--- Start of Data supplied ---
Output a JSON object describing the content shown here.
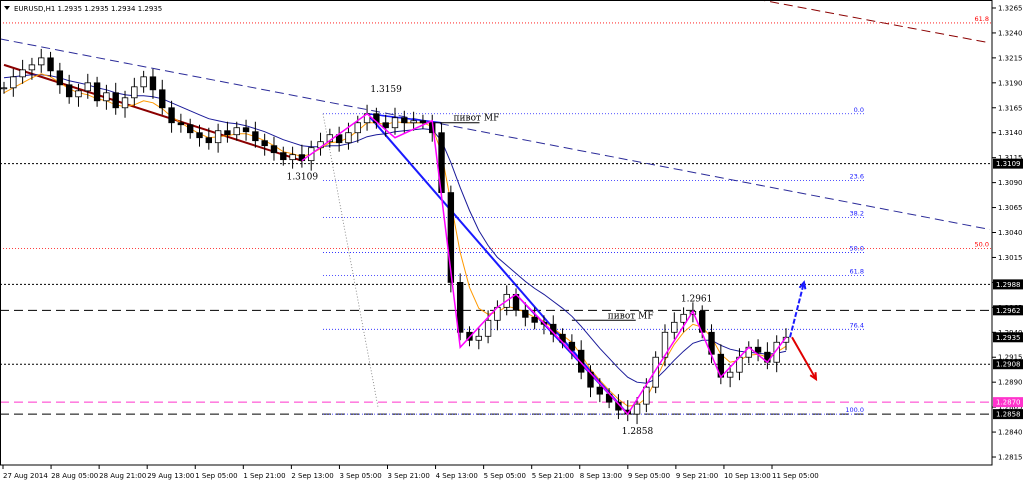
{
  "chart_data": {
    "type": "candlestick",
    "header": "EURUSD,H1  1.2935 1.2935 1.2934 1.2935",
    "symbol_icon": "triangle-down-icon",
    "ylim": [
      1.2807,
      1.3273
    ],
    "y_ticks": [
      "1.3265",
      "1.3240",
      "1.3215",
      "1.3190",
      "1.3165",
      "1.3140",
      "1.3115",
      "1.3090",
      "1.3065",
      "1.3040",
      "1.3015",
      "1.2990",
      "1.2965",
      "1.2940",
      "1.2915",
      "1.2890",
      "1.2865",
      "1.2840",
      "1.2815"
    ],
    "x_ticks": [
      "27 Aug 2014",
      "28 Aug 05:00",
      "28 Aug 21:00",
      "29 Aug 13:00",
      "1 Sep 05:00",
      "1 Sep 21:00",
      "2 Sep 13:00",
      "3 Sep 05:00",
      "3 Sep 21:00",
      "4 Sep 13:00",
      "5 Sep 05:00",
      "5 Sep 21:00",
      "8 Sep 13:00",
      "9 Sep 05:00",
      "9 Sep 21:00",
      "10 Sep 13:00",
      "11 Sep 05:00"
    ],
    "price_series": [
      1.3185,
      1.3196,
      1.3203,
      1.3208,
      1.3215,
      1.3202,
      1.3188,
      1.3176,
      1.3182,
      1.319,
      1.3172,
      1.318,
      1.3165,
      1.3175,
      1.3186,
      1.3196,
      1.3183,
      1.3165,
      1.315,
      1.3148,
      1.314,
      1.3135,
      1.313,
      1.3142,
      1.3138,
      1.3145,
      1.3141,
      1.3132,
      1.3127,
      1.312,
      1.3113,
      1.3118,
      1.3112,
      1.3125,
      1.3131,
      1.3138,
      1.313,
      1.314,
      1.315,
      1.3159,
      1.315,
      1.3145,
      1.3155,
      1.315,
      1.3152,
      1.315,
      1.314,
      1.308,
      1.299,
      1.294,
      1.2932,
      1.2936,
      1.2952,
      1.2965,
      1.2978,
      1.2962,
      1.2955,
      1.295,
      1.2948,
      1.2938,
      1.293,
      1.2922,
      1.29,
      1.2885,
      1.2878,
      1.287,
      1.2862,
      1.2858,
      1.2868,
      1.2885,
      1.2915,
      1.294,
      1.295,
      1.2958,
      1.2961,
      1.294,
      1.2918,
      1.2895,
      1.29,
      1.2915,
      1.2925,
      1.292,
      1.291,
      1.293,
      1.2935
    ],
    "ma_fast_series": [
      1.318,
      1.3185,
      1.319,
      1.3195,
      1.3199,
      1.3196,
      1.319,
      1.3184,
      1.318,
      1.3178,
      1.3174,
      1.3172,
      1.3168,
      1.3166,
      1.3168,
      1.3172,
      1.317,
      1.3164,
      1.3156,
      1.315,
      1.3144,
      1.3139,
      1.3135,
      1.3136,
      1.3137,
      1.3139,
      1.3139,
      1.3136,
      1.3132,
      1.3127,
      1.3121,
      1.3119,
      1.3116,
      1.3119,
      1.3124,
      1.313,
      1.3131,
      1.3135,
      1.3142,
      1.315,
      1.315,
      1.3148,
      1.3151,
      1.315,
      1.315,
      1.315,
      1.3146,
      1.312,
      1.307,
      1.302,
      1.2985,
      1.2964,
      1.2958,
      1.296,
      1.2966,
      1.2964,
      1.296,
      1.2955,
      1.2951,
      1.2944,
      1.2937,
      1.293,
      1.2917,
      1.2903,
      1.2892,
      1.2882,
      1.2873,
      1.2866,
      1.2867,
      1.2874,
      1.2892,
      1.2912,
      1.2928,
      1.294,
      1.2948,
      1.2945,
      1.2935,
      1.2918,
      1.291,
      1.2912,
      1.2917,
      1.2918,
      1.2915,
      1.292,
      1.2926
    ],
    "ma_slow_series": [
      1.3195,
      1.3196,
      1.3197,
      1.3198,
      1.3198,
      1.3197,
      1.3195,
      1.3192,
      1.319,
      1.3188,
      1.3185,
      1.3183,
      1.318,
      1.3178,
      1.3177,
      1.3177,
      1.3176,
      1.3174,
      1.317,
      1.3166,
      1.3162,
      1.3158,
      1.3154,
      1.3152,
      1.315,
      1.3149,
      1.3147,
      1.3144,
      1.3141,
      1.3137,
      1.3133,
      1.313,
      1.3127,
      1.3126,
      1.3126,
      1.3127,
      1.3127,
      1.3129,
      1.3132,
      1.3136,
      1.3138,
      1.3139,
      1.3141,
      1.3142,
      1.3143,
      1.3144,
      1.3143,
      1.3132,
      1.311,
      1.3085,
      1.3062,
      1.3042,
      1.3027,
      1.3015,
      1.3007,
      1.2999,
      1.2991,
      1.2984,
      1.2978,
      1.2971,
      1.2964,
      1.2956,
      1.2946,
      1.2935,
      1.2924,
      1.2914,
      1.2904,
      1.2895,
      1.289,
      1.2889,
      1.2893,
      1.2902,
      1.2912,
      1.2921,
      1.2929,
      1.2932,
      1.2932,
      1.2927,
      1.2923,
      1.2921,
      1.292,
      1.2919,
      1.2918,
      1.2919,
      1.2921
    ],
    "price_boxes": [
      {
        "label": "1.3109",
        "value": 1.3109,
        "color": "#000000"
      },
      {
        "label": "1.2988",
        "value": 1.2988,
        "color": "#000000"
      },
      {
        "label": "1.2962",
        "value": 1.2962,
        "color": "#000000"
      },
      {
        "label": "1.2935",
        "value": 1.2935,
        "color": "#000000"
      },
      {
        "label": "1.2908",
        "value": 1.2908,
        "color": "#000000"
      },
      {
        "label": "1.2870",
        "value": 1.287,
        "color": "#ff33cc"
      },
      {
        "label": "1.2858",
        "value": 1.2858,
        "color": "#000000"
      }
    ],
    "fib_levels": [
      {
        "label": "0.0",
        "value": 1.3159
      },
      {
        "label": "23.6",
        "value": 1.3092
      },
      {
        "label": "38.2",
        "value": 1.3055
      },
      {
        "label": "50.0",
        "value": 1.302
      },
      {
        "label": "61.8",
        "value": 1.2997
      },
      {
        "label": "76.4",
        "value": 1.2943
      },
      {
        "label": "100.0",
        "value": 1.2858
      }
    ],
    "red_fib_labels": [
      {
        "label": "61.8",
        "value": 1.325
      },
      {
        "label": "50.0",
        "value": 1.3024
      }
    ],
    "annotations": [
      {
        "text": "1.3159",
        "kind": "high"
      },
      {
        "text": "1.3109",
        "kind": "low"
      },
      {
        "text": "1.2858",
        "kind": "low"
      },
      {
        "text": "1.2961",
        "kind": "high"
      },
      {
        "text": "пивот MF",
        "kind": "pivot"
      },
      {
        "text": "пивот MF",
        "kind": "pivot"
      }
    ],
    "colors": {
      "candle": "#000000",
      "ma_fast": "#ff9900",
      "ma_slow": "#1a1a99",
      "downtrend": "#1a1aff",
      "early_trend": "#8b0000",
      "zigzag": "#ff00ff",
      "fib": "#1a1aff",
      "red_level": "#ff0000",
      "pink_level": "#ff33cc",
      "arrow_up": "#1a1aff",
      "arrow_down": "#e00000"
    },
    "grid": false
  }
}
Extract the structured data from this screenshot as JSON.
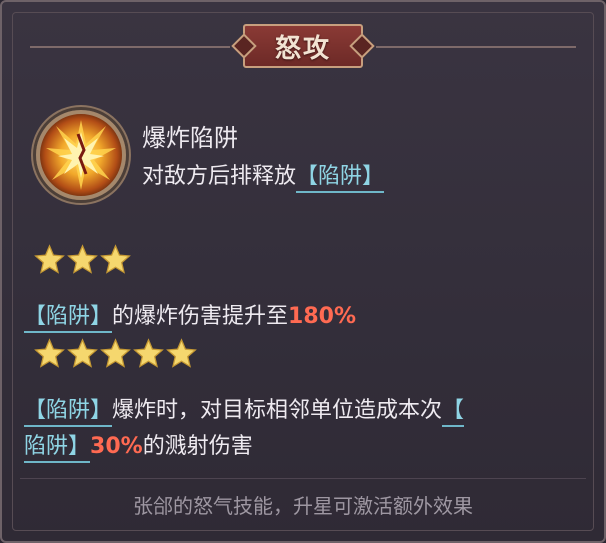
{
  "header": {
    "title": "怒攻"
  },
  "skill": {
    "icon": "explosion-trap-icon",
    "name": "爆炸陷阱",
    "desc_text": "对敌方后排释放",
    "desc_keyword": "【陷阱】"
  },
  "tiers": [
    {
      "stars": 3,
      "keyword": "【陷阱】",
      "text": "的爆炸伤害提升至",
      "value": "180%"
    },
    {
      "stars": 5,
      "keyword_1": "【陷阱】",
      "text_1": "爆炸时，对目标相邻单位造成本次",
      "keyword_2a": "【",
      "keyword_2b": "陷阱】",
      "value": "30%",
      "text_2": "的溅射伤害"
    }
  ],
  "footer": {
    "note": "张郃的怒气技能，升星可激活额外效果"
  },
  "colors": {
    "keyword": "#8fd5e5",
    "highlight": "#ff6a52",
    "star": "#f5d76e",
    "banner": "#7a322e"
  }
}
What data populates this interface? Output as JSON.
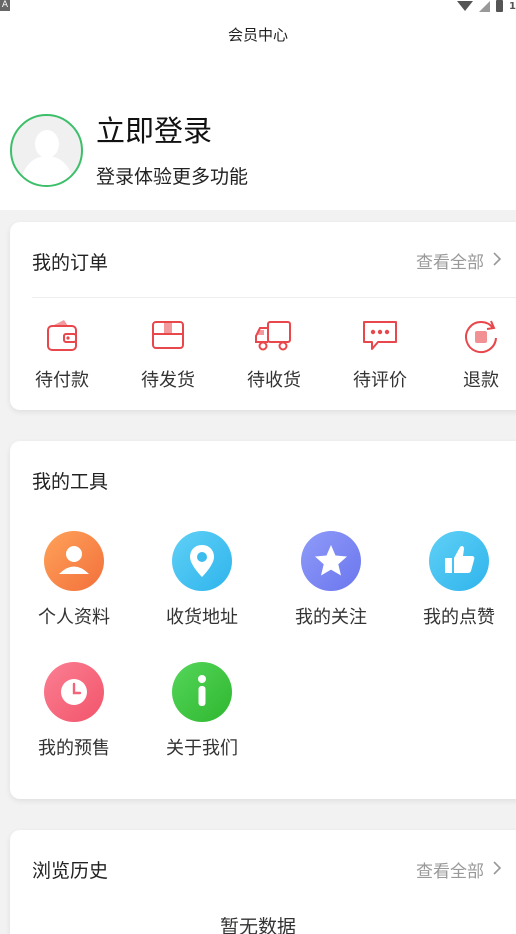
--- End of Data supplied ---
Problem description - From the line that contains "Extract the structured" to the end of the material above, output every line exactly, both ends included, but leave out any pictures.

Answer to this exercise -
Extract the structured data from this screenshot as JSON.
{
  "header": {
    "title": "怒攻"
  },
  "skill": {
    "icon": "explosion-trap-icon",
    "name": "爆炸陷阱",
    "desc_text": "对敌方后排释放",
    "desc_keyword": "【陷阱】"
  },
  "tiers": [
    {
      "stars": 3,
      "keyword": "【陷阱】",
      "text": "的爆炸伤害提升至",
      "value": "180%"
    },
    {
      "stars": 5,
      "keyword_1": "【陷阱】",
      "text_1": "爆炸时，对目标相邻单位造成本次",
      "keyword_2a": "【",
      "keyword_2b": "陷阱】",
      "value": "30%",
      "text_2": "的溅射伤害"
    }
  ],
  "footer": {
    "note": "张郃的怒气技能，升星可激活额外效果"
  },
  "colors": {
    "keyword": "#8fd5e5",
    "highlight": "#ff6a52",
    "star": "#f5d76e",
    "banner": "#7a322e"
  }
}
What data populates this interface? Output as JSON.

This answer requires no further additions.